Instructions for the task:
Restate each of the lines given below, word for word.

Lines of data
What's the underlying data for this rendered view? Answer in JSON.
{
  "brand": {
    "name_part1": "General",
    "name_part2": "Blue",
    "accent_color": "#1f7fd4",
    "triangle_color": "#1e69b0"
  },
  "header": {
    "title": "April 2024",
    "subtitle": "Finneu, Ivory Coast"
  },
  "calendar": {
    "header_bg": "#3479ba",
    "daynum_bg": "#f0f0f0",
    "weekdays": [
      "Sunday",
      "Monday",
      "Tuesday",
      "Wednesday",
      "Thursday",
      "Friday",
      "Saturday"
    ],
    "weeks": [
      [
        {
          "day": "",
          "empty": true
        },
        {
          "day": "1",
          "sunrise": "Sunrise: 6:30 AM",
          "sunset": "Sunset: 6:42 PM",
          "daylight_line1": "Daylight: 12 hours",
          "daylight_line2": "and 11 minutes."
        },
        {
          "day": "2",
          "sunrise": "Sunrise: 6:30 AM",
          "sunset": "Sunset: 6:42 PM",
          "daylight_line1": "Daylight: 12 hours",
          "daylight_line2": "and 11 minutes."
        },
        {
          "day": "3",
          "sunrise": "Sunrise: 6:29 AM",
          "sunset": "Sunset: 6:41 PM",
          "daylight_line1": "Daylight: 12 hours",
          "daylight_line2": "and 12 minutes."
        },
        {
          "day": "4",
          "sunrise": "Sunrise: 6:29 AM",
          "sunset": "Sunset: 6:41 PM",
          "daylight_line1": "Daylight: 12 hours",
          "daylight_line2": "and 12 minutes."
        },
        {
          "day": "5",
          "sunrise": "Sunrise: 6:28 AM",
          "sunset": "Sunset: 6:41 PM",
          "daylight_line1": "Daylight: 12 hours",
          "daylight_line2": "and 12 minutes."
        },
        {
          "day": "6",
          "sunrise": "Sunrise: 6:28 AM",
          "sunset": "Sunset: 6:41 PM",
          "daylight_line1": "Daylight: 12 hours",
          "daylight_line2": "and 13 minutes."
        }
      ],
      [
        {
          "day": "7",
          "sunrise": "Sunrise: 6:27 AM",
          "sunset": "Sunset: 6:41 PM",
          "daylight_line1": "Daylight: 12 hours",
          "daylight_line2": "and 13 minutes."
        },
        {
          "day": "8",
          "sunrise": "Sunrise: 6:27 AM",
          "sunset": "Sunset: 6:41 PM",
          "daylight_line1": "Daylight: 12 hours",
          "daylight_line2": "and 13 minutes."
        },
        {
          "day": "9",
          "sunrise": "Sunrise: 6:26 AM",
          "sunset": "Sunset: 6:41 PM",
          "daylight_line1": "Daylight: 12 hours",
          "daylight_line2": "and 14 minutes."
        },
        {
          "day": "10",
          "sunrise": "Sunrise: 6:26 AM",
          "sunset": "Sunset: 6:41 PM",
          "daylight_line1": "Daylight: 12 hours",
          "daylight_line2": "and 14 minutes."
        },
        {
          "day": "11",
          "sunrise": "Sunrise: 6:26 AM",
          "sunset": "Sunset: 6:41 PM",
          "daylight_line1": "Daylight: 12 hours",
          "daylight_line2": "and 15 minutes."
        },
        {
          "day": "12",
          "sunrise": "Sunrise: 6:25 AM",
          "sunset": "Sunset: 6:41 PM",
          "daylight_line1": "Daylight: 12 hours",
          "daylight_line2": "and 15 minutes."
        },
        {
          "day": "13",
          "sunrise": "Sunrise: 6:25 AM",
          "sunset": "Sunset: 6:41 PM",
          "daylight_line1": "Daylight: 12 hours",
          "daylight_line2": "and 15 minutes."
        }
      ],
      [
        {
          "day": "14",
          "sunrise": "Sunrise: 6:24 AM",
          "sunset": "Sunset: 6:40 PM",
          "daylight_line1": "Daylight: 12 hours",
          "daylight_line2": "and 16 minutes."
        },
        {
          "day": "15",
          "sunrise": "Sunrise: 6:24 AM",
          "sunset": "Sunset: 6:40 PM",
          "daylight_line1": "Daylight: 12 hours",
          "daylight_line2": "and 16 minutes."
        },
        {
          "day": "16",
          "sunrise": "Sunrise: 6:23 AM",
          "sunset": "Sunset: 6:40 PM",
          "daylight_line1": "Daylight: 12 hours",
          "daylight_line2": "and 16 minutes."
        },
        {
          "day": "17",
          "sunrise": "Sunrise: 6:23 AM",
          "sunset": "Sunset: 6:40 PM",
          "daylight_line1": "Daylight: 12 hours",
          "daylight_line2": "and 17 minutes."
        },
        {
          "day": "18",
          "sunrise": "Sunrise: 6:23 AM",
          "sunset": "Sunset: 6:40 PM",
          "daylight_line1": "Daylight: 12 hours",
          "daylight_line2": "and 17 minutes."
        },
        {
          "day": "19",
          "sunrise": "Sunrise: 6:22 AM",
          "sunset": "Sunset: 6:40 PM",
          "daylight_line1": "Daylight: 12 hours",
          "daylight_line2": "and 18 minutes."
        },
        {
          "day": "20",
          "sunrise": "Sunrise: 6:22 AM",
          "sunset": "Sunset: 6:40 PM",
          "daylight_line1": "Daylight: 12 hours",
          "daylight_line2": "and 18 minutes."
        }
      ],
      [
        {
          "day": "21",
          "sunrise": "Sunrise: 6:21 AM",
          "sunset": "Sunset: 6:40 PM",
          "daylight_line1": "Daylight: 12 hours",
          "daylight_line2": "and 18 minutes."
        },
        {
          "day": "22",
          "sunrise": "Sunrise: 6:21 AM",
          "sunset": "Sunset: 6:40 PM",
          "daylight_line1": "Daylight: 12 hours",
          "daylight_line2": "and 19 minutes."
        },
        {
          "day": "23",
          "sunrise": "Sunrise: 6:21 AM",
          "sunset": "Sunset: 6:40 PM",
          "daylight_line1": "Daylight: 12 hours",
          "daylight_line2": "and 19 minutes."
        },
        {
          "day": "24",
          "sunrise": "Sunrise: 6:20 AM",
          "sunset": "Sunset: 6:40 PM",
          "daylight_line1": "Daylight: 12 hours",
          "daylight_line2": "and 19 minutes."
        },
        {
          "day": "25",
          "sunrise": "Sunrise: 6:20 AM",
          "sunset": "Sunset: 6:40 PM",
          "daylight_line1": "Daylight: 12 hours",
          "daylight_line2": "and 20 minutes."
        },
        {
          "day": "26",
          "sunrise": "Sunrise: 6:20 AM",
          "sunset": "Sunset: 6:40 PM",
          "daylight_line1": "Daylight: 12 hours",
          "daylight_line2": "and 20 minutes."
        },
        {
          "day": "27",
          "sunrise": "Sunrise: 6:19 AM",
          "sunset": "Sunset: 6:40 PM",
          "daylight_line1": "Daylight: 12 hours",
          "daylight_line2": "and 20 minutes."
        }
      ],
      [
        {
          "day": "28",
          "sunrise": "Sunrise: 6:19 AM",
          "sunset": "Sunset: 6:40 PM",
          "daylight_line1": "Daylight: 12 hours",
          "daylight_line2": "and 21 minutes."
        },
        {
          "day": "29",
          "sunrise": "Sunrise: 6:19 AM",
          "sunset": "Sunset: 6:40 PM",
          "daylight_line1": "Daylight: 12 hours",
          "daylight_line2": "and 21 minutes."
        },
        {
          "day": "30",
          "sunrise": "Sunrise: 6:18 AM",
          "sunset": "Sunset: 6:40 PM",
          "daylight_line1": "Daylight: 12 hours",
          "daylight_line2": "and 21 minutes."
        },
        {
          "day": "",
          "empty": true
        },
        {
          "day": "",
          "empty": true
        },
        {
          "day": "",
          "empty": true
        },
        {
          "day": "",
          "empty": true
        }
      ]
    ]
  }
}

Task response:
What's the underlying data for this rendered view? Answer in JSON.
{
  "brand": {
    "name_part1": "General",
    "name_part2": "Blue",
    "accent_color": "#1f7fd4",
    "triangle_color": "#1e69b0"
  },
  "header": {
    "title": "April 2024",
    "subtitle": "Finneu, Ivory Coast"
  },
  "calendar": {
    "header_bg": "#3479ba",
    "daynum_bg": "#f0f0f0",
    "weekdays": [
      "Sunday",
      "Monday",
      "Tuesday",
      "Wednesday",
      "Thursday",
      "Friday",
      "Saturday"
    ],
    "weeks": [
      [
        {
          "day": "",
          "empty": true
        },
        {
          "day": "1",
          "sunrise": "Sunrise: 6:30 AM",
          "sunset": "Sunset: 6:42 PM",
          "daylight_line1": "Daylight: 12 hours",
          "daylight_line2": "and 11 minutes."
        },
        {
          "day": "2",
          "sunrise": "Sunrise: 6:30 AM",
          "sunset": "Sunset: 6:42 PM",
          "daylight_line1": "Daylight: 12 hours",
          "daylight_line2": "and 11 minutes."
        },
        {
          "day": "3",
          "sunrise": "Sunrise: 6:29 AM",
          "sunset": "Sunset: 6:41 PM",
          "daylight_line1": "Daylight: 12 hours",
          "daylight_line2": "and 12 minutes."
        },
        {
          "day": "4",
          "sunrise": "Sunrise: 6:29 AM",
          "sunset": "Sunset: 6:41 PM",
          "daylight_line1": "Daylight: 12 hours",
          "daylight_line2": "and 12 minutes."
        },
        {
          "day": "5",
          "sunrise": "Sunrise: 6:28 AM",
          "sunset": "Sunset: 6:41 PM",
          "daylight_line1": "Daylight: 12 hours",
          "daylight_line2": "and 12 minutes."
        },
        {
          "day": "6",
          "sunrise": "Sunrise: 6:28 AM",
          "sunset": "Sunset: 6:41 PM",
          "daylight_line1": "Daylight: 12 hours",
          "daylight_line2": "and 13 minutes."
        }
      ],
      [
        {
          "day": "7",
          "sunrise": "Sunrise: 6:27 AM",
          "sunset": "Sunset: 6:41 PM",
          "daylight_line1": "Daylight: 12 hours",
          "daylight_line2": "and 13 minutes."
        },
        {
          "day": "8",
          "sunrise": "Sunrise: 6:27 AM",
          "sunset": "Sunset: 6:41 PM",
          "daylight_line1": "Daylight: 12 hours",
          "daylight_line2": "and 13 minutes."
        },
        {
          "day": "9",
          "sunrise": "Sunrise: 6:26 AM",
          "sunset": "Sunset: 6:41 PM",
          "daylight_line1": "Daylight: 12 hours",
          "daylight_line2": "and 14 minutes."
        },
        {
          "day": "10",
          "sunrise": "Sunrise: 6:26 AM",
          "sunset": "Sunset: 6:41 PM",
          "daylight_line1": "Daylight: 12 hours",
          "daylight_line2": "and 14 minutes."
        },
        {
          "day": "11",
          "sunrise": "Sunrise: 6:26 AM",
          "sunset": "Sunset: 6:41 PM",
          "daylight_line1": "Daylight: 12 hours",
          "daylight_line2": "and 15 minutes."
        },
        {
          "day": "12",
          "sunrise": "Sunrise: 6:25 AM",
          "sunset": "Sunset: 6:41 PM",
          "daylight_line1": "Daylight: 12 hours",
          "daylight_line2": "and 15 minutes."
        },
        {
          "day": "13",
          "sunrise": "Sunrise: 6:25 AM",
          "sunset": "Sunset: 6:41 PM",
          "daylight_line1": "Daylight: 12 hours",
          "daylight_line2": "and 15 minutes."
        }
      ],
      [
        {
          "day": "14",
          "sunrise": "Sunrise: 6:24 AM",
          "sunset": "Sunset: 6:40 PM",
          "daylight_line1": "Daylight: 12 hours",
          "daylight_line2": "and 16 minutes."
        },
        {
          "day": "15",
          "sunrise": "Sunrise: 6:24 AM",
          "sunset": "Sunset: 6:40 PM",
          "daylight_line1": "Daylight: 12 hours",
          "daylight_line2": "and 16 minutes."
        },
        {
          "day": "16",
          "sunrise": "Sunrise: 6:23 AM",
          "sunset": "Sunset: 6:40 PM",
          "daylight_line1": "Daylight: 12 hours",
          "daylight_line2": "and 16 minutes."
        },
        {
          "day": "17",
          "sunrise": "Sunrise: 6:23 AM",
          "sunset": "Sunset: 6:40 PM",
          "daylight_line1": "Daylight: 12 hours",
          "daylight_line2": "and 17 minutes."
        },
        {
          "day": "18",
          "sunrise": "Sunrise: 6:23 AM",
          "sunset": "Sunset: 6:40 PM",
          "daylight_line1": "Daylight: 12 hours",
          "daylight_line2": "and 17 minutes."
        },
        {
          "day": "19",
          "sunrise": "Sunrise: 6:22 AM",
          "sunset": "Sunset: 6:40 PM",
          "daylight_line1": "Daylight: 12 hours",
          "daylight_line2": "and 18 minutes."
        },
        {
          "day": "20",
          "sunrise": "Sunrise: 6:22 AM",
          "sunset": "Sunset: 6:40 PM",
          "daylight_line1": "Daylight: 12 hours",
          "daylight_line2": "and 18 minutes."
        }
      ],
      [
        {
          "day": "21",
          "sunrise": "Sunrise: 6:21 AM",
          "sunset": "Sunset: 6:40 PM",
          "daylight_line1": "Daylight: 12 hours",
          "daylight_line2": "and 18 minutes."
        },
        {
          "day": "22",
          "sunrise": "Sunrise: 6:21 AM",
          "sunset": "Sunset: 6:40 PM",
          "daylight_line1": "Daylight: 12 hours",
          "daylight_line2": "and 19 minutes."
        },
        {
          "day": "23",
          "sunrise": "Sunrise: 6:21 AM",
          "sunset": "Sunset: 6:40 PM",
          "daylight_line1": "Daylight: 12 hours",
          "daylight_line2": "and 19 minutes."
        },
        {
          "day": "24",
          "sunrise": "Sunrise: 6:20 AM",
          "sunset": "Sunset: 6:40 PM",
          "daylight_line1": "Daylight: 12 hours",
          "daylight_line2": "and 19 minutes."
        },
        {
          "day": "25",
          "sunrise": "Sunrise: 6:20 AM",
          "sunset": "Sunset: 6:40 PM",
          "daylight_line1": "Daylight: 12 hours",
          "daylight_line2": "and 20 minutes."
        },
        {
          "day": "26",
          "sunrise": "Sunrise: 6:20 AM",
          "sunset": "Sunset: 6:40 PM",
          "daylight_line1": "Daylight: 12 hours",
          "daylight_line2": "and 20 minutes."
        },
        {
          "day": "27",
          "sunrise": "Sunrise: 6:19 AM",
          "sunset": "Sunset: 6:40 PM",
          "daylight_line1": "Daylight: 12 hours",
          "daylight_line2": "and 20 minutes."
        }
      ],
      [
        {
          "day": "28",
          "sunrise": "Sunrise: 6:19 AM",
          "sunset": "Sunset: 6:40 PM",
          "daylight_line1": "Daylight: 12 hours",
          "daylight_line2": "and 21 minutes."
        },
        {
          "day": "29",
          "sunrise": "Sunrise: 6:19 AM",
          "sunset": "Sunset: 6:40 PM",
          "daylight_line1": "Daylight: 12 hours",
          "daylight_line2": "and 21 minutes."
        },
        {
          "day": "30",
          "sunrise": "Sunrise: 6:18 AM",
          "sunset": "Sunset: 6:40 PM",
          "daylight_line1": "Daylight: 12 hours",
          "daylight_line2": "and 21 minutes."
        },
        {
          "day": "",
          "empty": true
        },
        {
          "day": "",
          "empty": true
        },
        {
          "day": "",
          "empty": true
        },
        {
          "day": "",
          "empty": true
        }
      ]
    ]
  }
}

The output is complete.